RAW RECORDS:
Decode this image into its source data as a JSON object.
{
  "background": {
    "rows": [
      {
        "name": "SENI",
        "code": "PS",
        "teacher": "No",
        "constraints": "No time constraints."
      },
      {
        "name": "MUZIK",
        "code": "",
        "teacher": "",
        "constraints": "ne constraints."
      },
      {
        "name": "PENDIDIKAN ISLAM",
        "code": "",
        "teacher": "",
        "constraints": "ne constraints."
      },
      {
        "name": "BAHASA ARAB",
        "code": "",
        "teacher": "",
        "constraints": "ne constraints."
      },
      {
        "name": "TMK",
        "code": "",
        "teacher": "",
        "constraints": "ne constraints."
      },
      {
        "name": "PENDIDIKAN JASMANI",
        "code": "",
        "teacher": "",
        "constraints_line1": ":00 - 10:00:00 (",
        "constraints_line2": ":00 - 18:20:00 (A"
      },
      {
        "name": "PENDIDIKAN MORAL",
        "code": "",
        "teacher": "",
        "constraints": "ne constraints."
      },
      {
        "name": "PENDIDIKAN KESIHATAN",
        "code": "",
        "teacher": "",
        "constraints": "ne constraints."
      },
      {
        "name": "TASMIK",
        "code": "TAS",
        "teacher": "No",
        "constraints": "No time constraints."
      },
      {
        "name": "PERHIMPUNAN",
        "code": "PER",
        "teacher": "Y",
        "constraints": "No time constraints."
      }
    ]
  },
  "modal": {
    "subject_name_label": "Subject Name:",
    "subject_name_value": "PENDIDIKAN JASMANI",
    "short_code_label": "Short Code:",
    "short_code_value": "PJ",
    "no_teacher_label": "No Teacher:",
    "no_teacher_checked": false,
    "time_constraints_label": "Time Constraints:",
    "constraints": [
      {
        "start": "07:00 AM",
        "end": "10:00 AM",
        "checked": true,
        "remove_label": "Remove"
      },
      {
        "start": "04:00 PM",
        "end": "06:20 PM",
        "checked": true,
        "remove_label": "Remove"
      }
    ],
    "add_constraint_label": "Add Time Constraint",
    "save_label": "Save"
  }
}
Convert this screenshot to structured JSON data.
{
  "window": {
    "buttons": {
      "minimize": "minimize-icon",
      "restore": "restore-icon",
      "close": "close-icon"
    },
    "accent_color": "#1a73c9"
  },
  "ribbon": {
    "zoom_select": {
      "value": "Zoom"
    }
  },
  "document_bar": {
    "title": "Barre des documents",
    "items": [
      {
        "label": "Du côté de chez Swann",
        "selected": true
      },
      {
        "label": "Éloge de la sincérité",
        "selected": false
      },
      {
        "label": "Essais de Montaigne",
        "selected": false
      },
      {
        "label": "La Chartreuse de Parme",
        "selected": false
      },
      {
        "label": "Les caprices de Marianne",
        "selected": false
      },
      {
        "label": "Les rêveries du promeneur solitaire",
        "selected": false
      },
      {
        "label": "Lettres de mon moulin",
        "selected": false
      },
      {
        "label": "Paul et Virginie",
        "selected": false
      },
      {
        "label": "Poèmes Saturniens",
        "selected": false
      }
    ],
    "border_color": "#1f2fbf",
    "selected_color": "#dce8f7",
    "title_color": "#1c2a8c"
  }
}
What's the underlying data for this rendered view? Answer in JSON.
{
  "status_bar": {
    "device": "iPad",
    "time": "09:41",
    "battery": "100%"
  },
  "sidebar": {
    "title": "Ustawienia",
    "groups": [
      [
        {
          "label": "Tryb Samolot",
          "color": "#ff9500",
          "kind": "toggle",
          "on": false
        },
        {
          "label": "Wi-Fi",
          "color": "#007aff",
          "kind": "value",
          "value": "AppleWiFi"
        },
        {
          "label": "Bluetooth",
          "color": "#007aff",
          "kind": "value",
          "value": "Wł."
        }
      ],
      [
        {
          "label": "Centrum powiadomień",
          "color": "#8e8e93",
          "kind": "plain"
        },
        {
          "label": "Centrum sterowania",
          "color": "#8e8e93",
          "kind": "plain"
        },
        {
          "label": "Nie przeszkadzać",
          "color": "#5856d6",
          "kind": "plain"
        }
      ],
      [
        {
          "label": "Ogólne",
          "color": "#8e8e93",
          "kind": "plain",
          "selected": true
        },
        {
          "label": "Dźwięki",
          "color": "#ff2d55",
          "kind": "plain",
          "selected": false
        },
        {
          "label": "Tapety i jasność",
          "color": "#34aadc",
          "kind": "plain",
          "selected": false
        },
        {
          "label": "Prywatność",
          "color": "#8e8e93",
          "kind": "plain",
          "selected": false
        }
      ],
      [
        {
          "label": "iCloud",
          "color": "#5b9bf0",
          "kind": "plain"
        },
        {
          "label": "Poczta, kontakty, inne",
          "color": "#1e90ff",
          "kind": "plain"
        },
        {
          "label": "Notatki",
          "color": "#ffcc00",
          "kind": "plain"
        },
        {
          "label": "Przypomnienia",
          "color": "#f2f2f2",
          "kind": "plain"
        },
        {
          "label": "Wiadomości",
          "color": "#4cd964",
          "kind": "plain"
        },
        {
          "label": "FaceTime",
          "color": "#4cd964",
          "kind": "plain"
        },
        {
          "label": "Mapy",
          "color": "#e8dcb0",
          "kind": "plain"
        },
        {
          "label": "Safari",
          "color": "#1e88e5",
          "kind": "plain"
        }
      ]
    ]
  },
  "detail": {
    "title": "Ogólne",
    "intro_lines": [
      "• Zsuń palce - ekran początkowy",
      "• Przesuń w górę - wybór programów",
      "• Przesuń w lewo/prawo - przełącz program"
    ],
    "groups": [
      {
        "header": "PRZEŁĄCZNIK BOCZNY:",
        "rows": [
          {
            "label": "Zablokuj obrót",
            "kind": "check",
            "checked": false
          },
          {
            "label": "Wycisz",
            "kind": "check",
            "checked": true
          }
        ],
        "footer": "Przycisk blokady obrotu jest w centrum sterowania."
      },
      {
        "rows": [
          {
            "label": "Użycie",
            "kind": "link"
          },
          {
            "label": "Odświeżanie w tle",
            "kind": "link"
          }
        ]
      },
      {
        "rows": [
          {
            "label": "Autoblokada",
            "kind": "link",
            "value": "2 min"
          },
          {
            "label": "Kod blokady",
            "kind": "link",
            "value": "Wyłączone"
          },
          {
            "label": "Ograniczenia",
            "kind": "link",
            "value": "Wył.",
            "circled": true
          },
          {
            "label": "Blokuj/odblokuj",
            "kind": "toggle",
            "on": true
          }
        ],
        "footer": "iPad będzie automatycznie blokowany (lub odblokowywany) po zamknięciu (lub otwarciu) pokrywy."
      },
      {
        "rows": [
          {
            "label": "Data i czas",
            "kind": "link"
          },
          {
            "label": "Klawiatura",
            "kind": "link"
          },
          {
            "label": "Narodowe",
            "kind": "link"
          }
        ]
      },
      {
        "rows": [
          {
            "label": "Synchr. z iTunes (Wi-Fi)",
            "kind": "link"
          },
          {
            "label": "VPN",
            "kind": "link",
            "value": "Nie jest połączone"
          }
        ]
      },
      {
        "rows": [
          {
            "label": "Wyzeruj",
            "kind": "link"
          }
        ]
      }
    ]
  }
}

PROBLEM STATEMENT:
Return from the data every line that holds "this".

RESULT BELOW:
Decode this image into its source data as a JSON object.
Convert this screenshot to structured JSON data.
What's the underlying data for this rendered view? Answer in JSON.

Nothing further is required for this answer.